* YOUR TASK *
Set down every entry word for word. Omit the pictures.

Collected data entries:
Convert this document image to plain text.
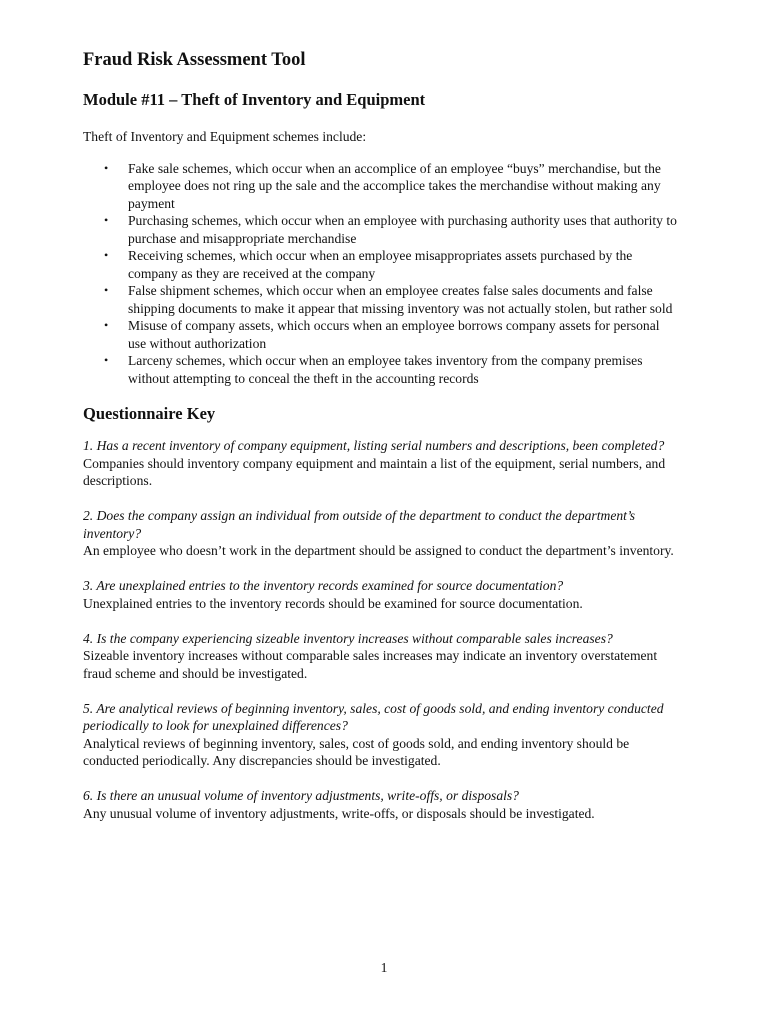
Fraud Risk Assessment Tool
Module #11 – Theft of Inventory and Equipment

Theft of Inventory and Equipment schemes include:

• Fake sale schemes, which occur when an accomplice of an employee “buys” merchandise, but the employee does not ring up the sale and the accomplice takes the merchandise without making any payment
• Purchasing schemes, which occur when an employee with purchasing authority uses that authority to purchase and misappropriate merchandise
• Receiving schemes, which occur when an employee misappropriates assets purchased by the company as they are received at the company
• False shipment schemes, which occur when an employee creates false sales documents and false shipping documents to make it appear that missing inventory was not actually stolen, but rather sold
• Misuse of company assets, which occurs when an employee borrows company assets for personal use without authorization
• Larceny schemes, which occur when an employee takes inventory from the company premises without attempting to conceal the theft in the accounting records
Questionnaire Key
1. Has a recent inventory of company equipment, listing serial numbers and descriptions, been completed?
Companies should inventory company equipment and maintain a list of the equipment, serial numbers, and descriptions.
2. Does the company assign an individual from outside of the department to conduct the department’s inventory?
An employee who doesn’t work in the department should be assigned to conduct the department’s inventory.
3. Are unexplained entries to the inventory records examined for source documentation?
Unexplained entries to the inventory records should be examined for source documentation.
4. Is the company experiencing sizeable inventory increases without comparable sales increases?
Sizeable inventory increases without comparable sales increases may indicate an inventory overstatement fraud scheme and should be investigated.
5. Are analytical reviews of beginning inventory, sales, cost of goods sold, and ending inventory conducted periodically to look for unexplained differences?
Analytical reviews of beginning inventory, sales, cost of goods sold, and ending inventory should be conducted periodically. Any discrepancies should be investigated.
6. Is there an unusual volume of inventory adjustments, write-offs, or disposals?
Any unusual volume of inventory adjustments, write-offs, or disposals should be investigated.
1
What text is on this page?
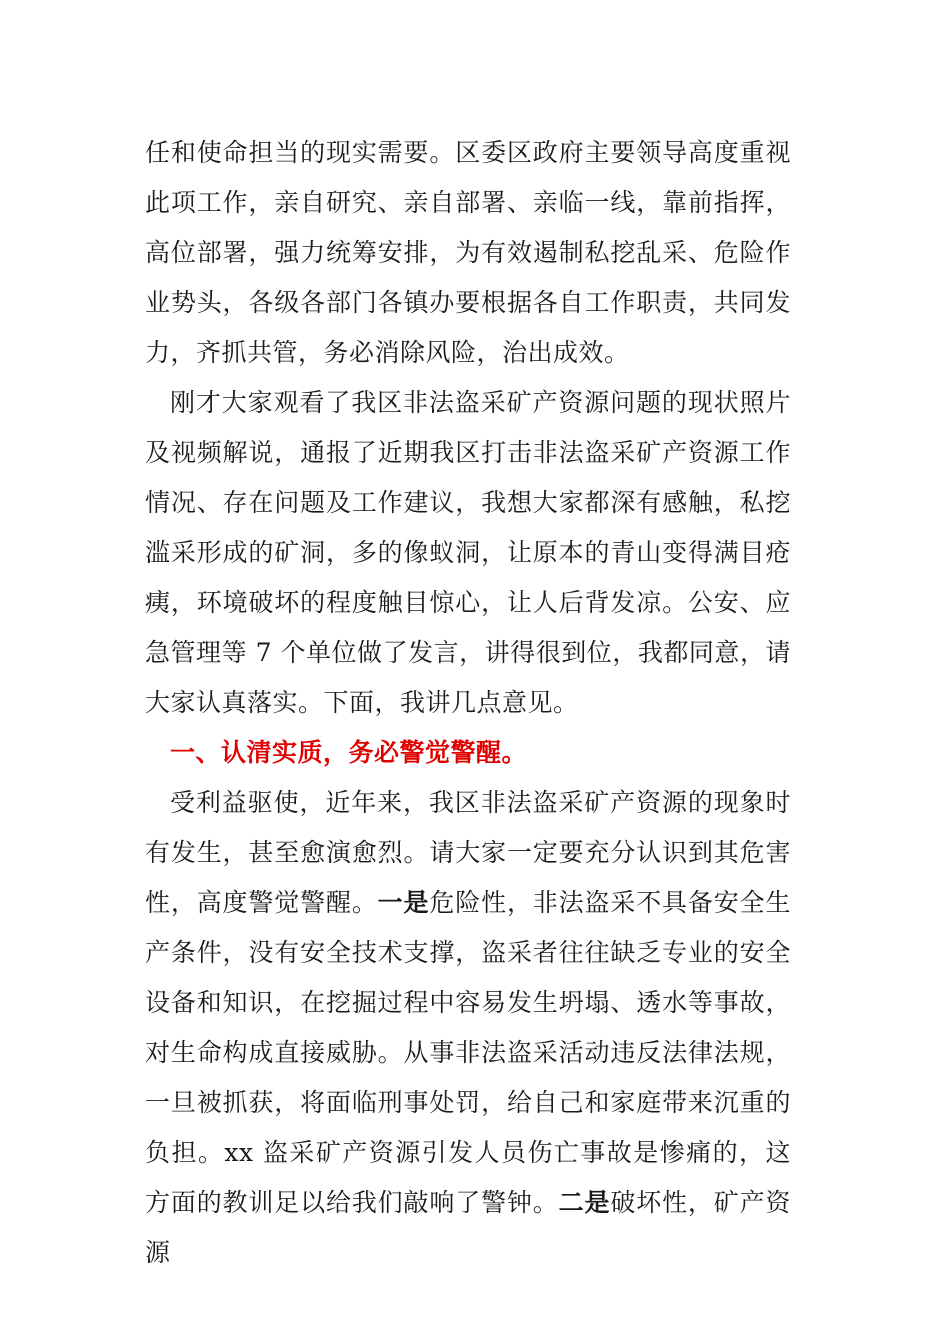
任和使命担当的现实需要。区委区政府主要领导高度重视此项工作，亲自研究、亲自部署、亲临一线，靠前指挥，高位部署，强力统筹安排，为有效遏制私挖乱采、危险作业势头，各级各部门各镇办要根据各自工作职责，共同发力，齐抓共管，务必消除风险，治出成效。

刚才大家观看了我区非法盗采矿产资源问题的现状照片及视频解说，通报了近期我区打击非法盗采矿产资源工作情况、存在问题及工作建议，我想大家都深有感触，私挖滥采形成的矿洞，多的像蚁洞，让原本的青山变得满目疮痍，环境破坏的程度触目惊心，让人后背发凉。公安、应急管理等 7 个单位做了发言，讲得很到位，我都同意，请大家认真落实。下面，我讲几点意见。

一、认清实质，务必警觉警醒。

受利益驱使，近年来，我区非法盗采矿产资源的现象时有发生，甚至愈演愈烈。请大家一定要充分认识到其危害性，高度警觉警醒。一是危险性，非法盗采不具备安全生产条件，没有安全技术支撑，盗采者往往缺乏专业的安全设备和知识，在挖掘过程中容易发生坍塌、透水等事故，对生命构成直接威胁。从事非法盗采活动违反法律法规，一旦被抓获，将面临刑事处罚，给自己和家庭带来沉重的负担。xx 盗采矿产资源引发人员伤亡事故是惨痛的，这方面的教训足以给我们敲响了警钟。二是破坏性，矿产资源
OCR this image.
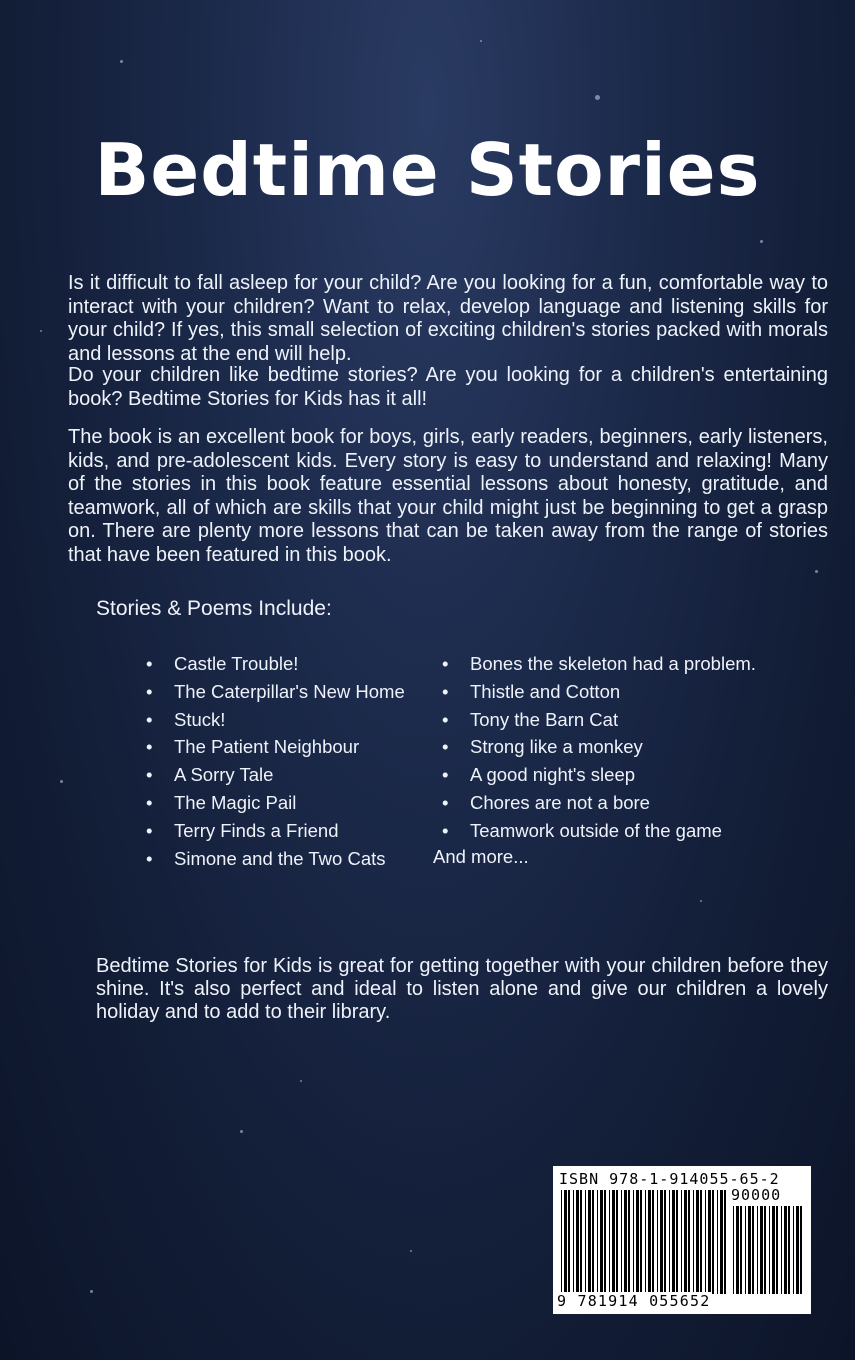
Bedtime Stories

Is it difficult to fall asleep for your child? Are you looking for a fun, comfortable way to interact with your children? Want to relax, develop language and listening skills for your child? If yes, this small selection of exciting children's stories packed with morals and lessons at the end will help.

Do your children like bedtime stories? Are you looking for a children's entertaining book? Bedtime Stories for Kids has it all!

The book is an excellent book for boys, girls, early readers, beginners, early listeners, kids, and pre-adolescent kids. Every story is easy to understand and relaxing! Many of the stories in this book feature essential lessons about honesty, gratitude, and teamwork, all of which are skills that your child might just be beginning to get a grasp on. There are plenty more lessons that can be taken away from the range of stories that have been featured in this book.

Stories & Poems Include:

• Castle Trouble!
• The Caterpillar's New Home
• Stuck!
• The Patient Neighbour
• A Sorry Tale
• The Magic Pail
• Terry Finds a Friend
• Simone and the Two Cats
• Bones the skeleton had a problem.
• Thistle and Cotton
• Tony the Barn Cat
• Strong like a monkey
• A good night's sleep
• Chores are not a bore
• Teamwork outside of the game

And more...

Bedtime Stories for Kids is great for getting together with your children before they shine. It's also perfect and ideal to listen alone and give our children a lovely holiday and to add to their library.

ISBN 978-1-914055-65-2

90000

9 781914 055652
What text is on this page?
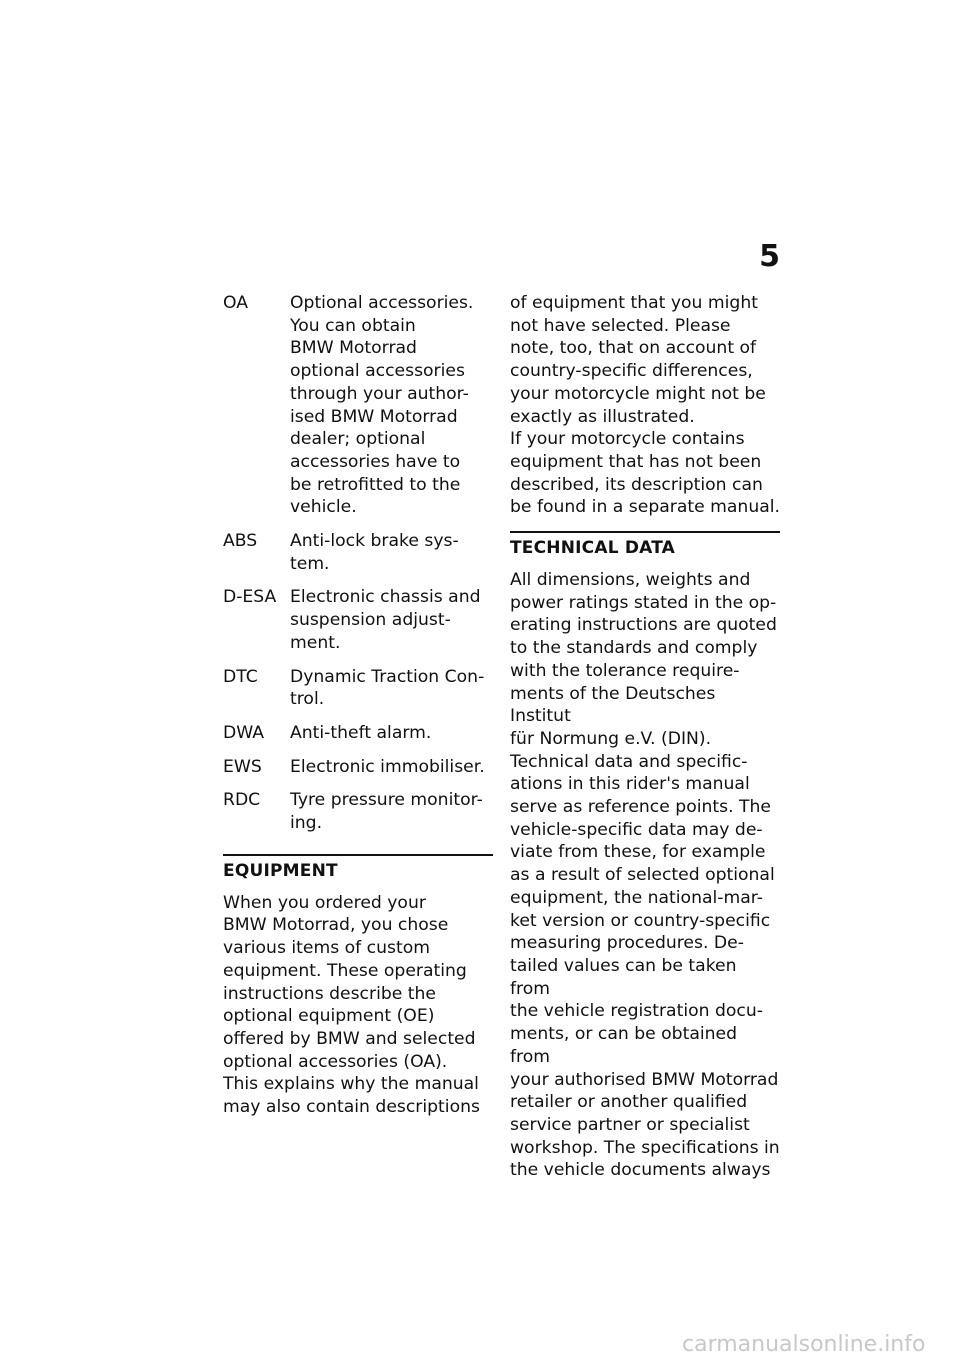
5
OA	Optional accessories.
You can obtain
BMW Motorrad
optional accessories
through your author-
ised BMW Motorrad
dealer; optional
accessories have to
be retrofitted to the
vehicle.
ABS	Anti-lock brake sys-
tem.
D-ESA Electronic chassis and
suspension adjust-
ment.
DTC	Dynamic Traction Con-
trol.
DWA	Anti-theft alarm.
EWS	Electronic immobiliser.
RDC	Tyre pressure monitor-
ing.
EQUIPMENT
When you ordered your
BMW Motorrad, you chose
various items of custom
equipment. These operating
instructions describe the
optional equipment (OE)
offered by BMW and selected
optional accessories (OA).
This explains why the manual
may also contain descriptions
of equipment that you might
not have selected. Please
note, too, that on account of
country-specific differences,
your motorcycle might not be
exactly as illustrated.
If your motorcycle contains
equipment that has not been
described, its description can
be found in a separate manual.
TECHNICAL DATA
All dimensions, weights and
power ratings stated in the op-
erating instructions are quoted
to the standards and comply
with the tolerance require-
ments of the Deutsches Institut
für Normung e.V. (DIN).
Technical data and specific-
ations in this rider's manual
serve as reference points. The
vehicle-specific data may de-
viate from these, for example
as a result of selected optional
equipment, the national-mar-
ket version or country-specific
measuring procedures. De-
tailed values can be taken from
the vehicle registration docu-
ments, or can be obtained from
your authorised BMW Motorrad
retailer or another qualified
service partner or specialist
workshop. The specifications in
the vehicle documents always
carmanualsonline.info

* WRITTEN REPLY *
Convert this document image to plain text.
Fraud Risk Assessment Tool
Module #11 – Theft of Inventory and Equipment

Theft of Inventory and Equipment schemes include:

• Fake sale schemes, which occur when an accomplice of an employee “buys” merchandise, but the employee does not ring up the sale and the accomplice takes the merchandise without making any payment
• Purchasing schemes, which occur when an employee with purchasing authority uses that authority to purchase and misappropriate merchandise
• Receiving schemes, which occur when an employee misappropriates assets purchased by the company as they are received at the company
• False shipment schemes, which occur when an employee creates false sales documents and false shipping documents to make it appear that missing inventory was not actually stolen, but rather sold
• Misuse of company assets, which occurs when an employee borrows company assets for personal use without authorization
• Larceny schemes, which occur when an employee takes inventory from the company premises without attempting to conceal the theft in the accounting records
Questionnaire Key
1. Has a recent inventory of company equipment, listing serial numbers and descriptions, been completed?
Companies should inventory company equipment and maintain a list of the equipment, serial numbers, and descriptions.
2. Does the company assign an individual from outside of the department to conduct the department’s inventory?
An employee who doesn’t work in the department should be assigned to conduct the department’s inventory.
3. Are unexplained entries to the inventory records examined for source documentation?
Unexplained entries to the inventory records should be examined for source documentation.
4. Is the company experiencing sizeable inventory increases without comparable sales increases?
Sizeable inventory increases without comparable sales increases may indicate an inventory overstatement fraud scheme and should be investigated.
5. Are analytical reviews of beginning inventory, sales, cost of goods sold, and ending inventory conducted periodically to look for unexplained differences?
Analytical reviews of beginning inventory, sales, cost of goods sold, and ending inventory should be conducted periodically. Any discrepancies should be investigated.
6. Is there an unusual volume of inventory adjustments, write-offs, or disposals?
Any unusual volume of inventory adjustments, write-offs, or disposals should be investigated.
1
What text is on this page?
任和使命担当的现实需要。区委区政府主要领导高度重视此项工作，亲自研究、亲自部署、亲临一线，靠前指挥，高位部署，强力统筹安排，为有效遏制私挖乱采、危险作业势头，各级各部门各镇办要根据各自工作职责，共同发力，齐抓共管，务必消除风险，治出成效。

刚才大家观看了我区非法盗采矿产资源问题的现状照片及视频解说，通报了近期我区打击非法盗采矿产资源工作情况、存在问题及工作建议，我想大家都深有感触，私挖滥采形成的矿洞，多的像蚁洞，让原本的青山变得满目疮痍，环境破坏的程度触目惊心，让人后背发凉。公安、应急管理等 7 个单位做了发言，讲得很到位，我都同意，请大家认真落实。下面，我讲几点意见。

一、认清实质，务必警觉警醒。

受利益驱使，近年来，我区非法盗采矿产资源的现象时有发生，甚至愈演愈烈。请大家一定要充分认识到其危害性，高度警觉警醒。一是危险性，非法盗采不具备安全生产条件，没有安全技术支撑，盗采者往往缺乏专业的安全设备和知识，在挖掘过程中容易发生坍塌、透水等事故，对生命构成直接威胁。从事非法盗采活动违反法律法规，一旦被抓获，将面临刑事处罚，给自己和家庭带来沉重的负担。xx 盗采矿产资源引发人员伤亡事故是惨痛的，这方面的教训足以给我们敲响了警钟。二是破坏性，矿产资源
OCR this image.
Bedtime Stories

Is it difficult to fall asleep for your child? Are you looking for a fun, comfortable way to interact with your children? Want to relax, develop language and listening skills for your child? If yes, this small selection of exciting children's stories packed with morals and lessons at the end will help.

Do your children like bedtime stories? Are you looking for a children's entertaining book? Bedtime Stories for Kids has it all!

The book is an excellent book for boys, girls, early readers, beginners, early listeners, kids, and pre-adolescent kids. Every story is easy to understand and relaxing! Many of the stories in this book feature essential lessons about honesty, gratitude, and teamwork, all of which are skills that your child might just be beginning to get a grasp on. There are plenty more lessons that can be taken away from the range of stories that have been featured in this book.

Stories & Poems Include:

• Castle Trouble!
• The Caterpillar's New Home
• Stuck!
• The Patient Neighbour
• A Sorry Tale
• The Magic Pail
• Terry Finds a Friend
• Simone and the Two Cats
• Bones the skeleton had a problem.
• Thistle and Cotton
• Tony the Barn Cat
• Strong like a monkey
• A good night's sleep
• Chores are not a bore
• Teamwork outside of the game

And more...

Bedtime Stories for Kids is great for getting together with your children before they shine. It's also perfect and ideal to listen alone and give our children a lovely holiday and to add to their library.

ISBN 978-1-914055-65-2

90000

9 781914 055652
What text is on this page?
5
OA	Optional accessories.
You can obtain
BMW Motorrad
optional accessories
through your author-
ised BMW Motorrad
dealer; optional
accessories have to
be retrofitted to the
vehicle.
ABS	Anti-lock brake sys-
tem.
D-ESA Electronic chassis and
suspension adjust-
ment.
DTC	Dynamic Traction Con-
trol.
DWA	Anti-theft alarm.
EWS	Electronic immobiliser.
RDC	Tyre pressure monitor-
ing.
EQUIPMENT
When you ordered your
BMW Motorrad, you chose
various items of custom
equipment. These operating
instructions describe the
optional equipment (OE)
offered by BMW and selected
optional accessories (OA).
This explains why the manual
may also contain descriptions
of equipment that you might
not have selected. Please
note, too, that on account of
country-specific differences,
your motorcycle might not be
exactly as illustrated.
If your motorcycle contains
equipment that has not been
described, its description can
be found in a separate manual.
TECHNICAL DATA
All dimensions, weights and
power ratings stated in the op-
erating instructions are quoted
to the standards and comply
with the tolerance require-
ments of the Deutsches Institut
für Normung e.V. (DIN).
Technical data and specific-
ations in this rider's manual
serve as reference points. The
vehicle-specific data may de-
viate from these, for example
as a result of selected optional
equipment, the national-mar-
ket version or country-specific
measuring procedures. De-
tailed values can be taken from
the vehicle registration docu-
ments, or can be obtained from
your authorised BMW Motorrad
retailer or another qualified
service partner or specialist
workshop. The specifications in
the vehicle documents always
carmanualsonline.info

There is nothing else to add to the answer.